» Record set
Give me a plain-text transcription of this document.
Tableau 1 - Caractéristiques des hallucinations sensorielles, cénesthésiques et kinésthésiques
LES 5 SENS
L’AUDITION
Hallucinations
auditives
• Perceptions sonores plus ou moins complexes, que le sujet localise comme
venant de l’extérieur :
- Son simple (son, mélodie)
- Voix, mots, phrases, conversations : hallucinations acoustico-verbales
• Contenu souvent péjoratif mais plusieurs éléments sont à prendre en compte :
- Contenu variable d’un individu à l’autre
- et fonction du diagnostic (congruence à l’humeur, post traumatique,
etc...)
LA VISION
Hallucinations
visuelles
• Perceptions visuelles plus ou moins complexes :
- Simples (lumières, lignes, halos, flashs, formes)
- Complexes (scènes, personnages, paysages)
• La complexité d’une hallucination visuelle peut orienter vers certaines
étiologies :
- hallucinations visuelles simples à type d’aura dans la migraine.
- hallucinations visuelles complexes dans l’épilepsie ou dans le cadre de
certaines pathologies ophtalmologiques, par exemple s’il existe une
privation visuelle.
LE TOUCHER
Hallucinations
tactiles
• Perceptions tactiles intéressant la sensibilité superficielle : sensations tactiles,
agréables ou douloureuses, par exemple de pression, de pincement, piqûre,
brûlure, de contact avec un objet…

» Problem details
Using the records given above, list every line that includes the word "Contenu".

» Complete output
• Contenu souvent péjoratif mais plusieurs éléments sont à prendre en compte :
- Contenu variable d’un individu à l’autre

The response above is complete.